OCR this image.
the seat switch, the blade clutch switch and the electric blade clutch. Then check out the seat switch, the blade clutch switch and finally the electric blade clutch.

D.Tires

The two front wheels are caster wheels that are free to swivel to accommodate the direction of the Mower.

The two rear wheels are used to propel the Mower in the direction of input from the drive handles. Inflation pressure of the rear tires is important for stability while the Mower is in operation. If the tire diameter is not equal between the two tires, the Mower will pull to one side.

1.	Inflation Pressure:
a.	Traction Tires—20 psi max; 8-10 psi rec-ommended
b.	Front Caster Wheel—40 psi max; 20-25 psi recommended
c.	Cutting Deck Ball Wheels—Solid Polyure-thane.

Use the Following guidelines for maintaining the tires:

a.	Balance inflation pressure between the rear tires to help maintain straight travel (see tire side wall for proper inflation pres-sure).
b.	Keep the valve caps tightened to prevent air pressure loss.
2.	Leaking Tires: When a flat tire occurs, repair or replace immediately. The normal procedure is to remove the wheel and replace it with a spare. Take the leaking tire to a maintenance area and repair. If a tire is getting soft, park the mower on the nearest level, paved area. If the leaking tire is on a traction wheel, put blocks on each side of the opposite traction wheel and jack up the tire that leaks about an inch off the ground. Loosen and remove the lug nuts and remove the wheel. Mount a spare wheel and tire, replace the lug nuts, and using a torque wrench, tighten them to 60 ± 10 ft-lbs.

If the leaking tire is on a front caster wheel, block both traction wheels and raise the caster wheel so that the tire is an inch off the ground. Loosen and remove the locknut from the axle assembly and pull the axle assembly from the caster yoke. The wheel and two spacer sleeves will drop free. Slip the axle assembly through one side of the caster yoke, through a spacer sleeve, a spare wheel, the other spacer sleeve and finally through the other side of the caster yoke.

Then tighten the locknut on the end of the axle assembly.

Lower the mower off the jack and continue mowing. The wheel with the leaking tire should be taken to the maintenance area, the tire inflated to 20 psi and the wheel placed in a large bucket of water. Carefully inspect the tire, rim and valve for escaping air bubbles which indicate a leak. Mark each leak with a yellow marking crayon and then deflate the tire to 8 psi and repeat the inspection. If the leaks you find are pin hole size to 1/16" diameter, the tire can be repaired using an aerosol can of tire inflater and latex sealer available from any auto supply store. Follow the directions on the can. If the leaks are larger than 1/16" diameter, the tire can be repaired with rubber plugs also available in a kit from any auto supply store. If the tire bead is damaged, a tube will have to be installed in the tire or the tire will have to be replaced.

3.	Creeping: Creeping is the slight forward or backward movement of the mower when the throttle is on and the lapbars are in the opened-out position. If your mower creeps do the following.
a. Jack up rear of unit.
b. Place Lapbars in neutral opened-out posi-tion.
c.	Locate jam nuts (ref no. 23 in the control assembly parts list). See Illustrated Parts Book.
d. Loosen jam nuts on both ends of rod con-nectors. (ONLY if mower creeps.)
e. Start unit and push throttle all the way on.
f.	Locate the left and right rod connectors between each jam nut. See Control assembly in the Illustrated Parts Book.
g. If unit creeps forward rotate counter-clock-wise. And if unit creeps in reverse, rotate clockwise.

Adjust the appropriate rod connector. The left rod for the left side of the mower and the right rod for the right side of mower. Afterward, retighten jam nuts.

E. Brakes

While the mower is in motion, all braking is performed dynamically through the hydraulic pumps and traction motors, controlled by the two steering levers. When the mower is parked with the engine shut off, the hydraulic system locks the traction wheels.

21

Work to complete: Restate every line of the data word for word.

Task output:
OCR this image.
the seat switch, the blade clutch switch and the electric blade clutch. Then check out the seat switch, the blade clutch switch and finally the electric blade clutch.

D.Tires

The two front wheels are caster wheels that are free to swivel to accommodate the direction of the Mower.

The two rear wheels are used to propel the Mower in the direction of input from the drive handles. Inflation pressure of the rear tires is important for stability while the Mower is in operation. If the tire diameter is not equal between the two tires, the Mower will pull to one side.

1.	Inflation Pressure:
a.	Traction Tires—20 psi max; 8-10 psi rec-ommended
b.	Front Caster Wheel—40 psi max; 20-25 psi recommended
c.	Cutting Deck Ball Wheels—Solid Polyure-thane.

Use the Following guidelines for maintaining the tires:

a.	Balance inflation pressure between the rear tires to help maintain straight travel (see tire side wall for proper inflation pres-sure).
b.	Keep the valve caps tightened to prevent air pressure loss.
2.	Leaking Tires: When a flat tire occurs, repair or replace immediately. The normal procedure is to remove the wheel and replace it with a spare. Take the leaking tire to a maintenance area and repair. If a tire is getting soft, park the mower on the nearest level, paved area. If the leaking tire is on a traction wheel, put blocks on each side of the opposite traction wheel and jack up the tire that leaks about an inch off the ground. Loosen and remove the lug nuts and remove the wheel. Mount a spare wheel and tire, replace the lug nuts, and using a torque wrench, tighten them to 60 ± 10 ft-lbs.

If the leaking tire is on a front caster wheel, block both traction wheels and raise the caster wheel so that the tire is an inch off the ground. Loosen and remove the locknut from the axle assembly and pull the axle assembly from the caster yoke. The wheel and two spacer sleeves will drop free. Slip the axle assembly through one side of the caster yoke, through a spacer sleeve, a spare wheel, the other spacer sleeve and finally through the other side of the caster yoke.

Then tighten the locknut on the end of the axle assembly.

Lower the mower off the jack and continue mowing. The wheel with the leaking tire should be taken to the maintenance area, the tire inflated to 20 psi and the wheel placed in a large bucket of water. Carefully inspect the tire, rim and valve for escaping air bubbles which indicate a leak. Mark each leak with a yellow marking crayon and then deflate the tire to 8 psi and repeat the inspection. If the leaks you find are pin hole size to 1/16" diameter, the tire can be repaired using an aerosol can of tire inflater and latex sealer available from any auto supply store. Follow the directions on the can. If the leaks are larger than 1/16" diameter, the tire can be repaired with rubber plugs also available in a kit from any auto supply store. If the tire bead is damaged, a tube will have to be installed in the tire or the tire will have to be replaced.

3.	Creeping: Creeping is the slight forward or backward movement of the mower when the throttle is on and the lapbars are in the opened-out position. If your mower creeps do the following.
a. Jack up rear of unit.
b. Place Lapbars in neutral opened-out posi-tion.
c.	Locate jam nuts (ref no. 23 in the control assembly parts list). See Illustrated Parts Book.
d. Loosen jam nuts on both ends of rod con-nectors. (ONLY if mower creeps.)
e. Start unit and push throttle all the way on.
f.	Locate the left and right rod connectors between each jam nut. See Control assembly in the Illustrated Parts Book.
g. If unit creeps forward rotate counter-clock-wise. And if unit creeps in reverse, rotate clockwise.

Adjust the appropriate rod connector. The left rod for the left side of the mower and the right rod for the right side of mower. Afterward, retighten jam nuts.

E. Brakes

While the mower is in motion, all braking is performed dynamically through the hydraulic pumps and traction motors, controlled by the two steering levers. When the mower is parked with the engine shut off, the hydraulic system locks the traction wheels.

21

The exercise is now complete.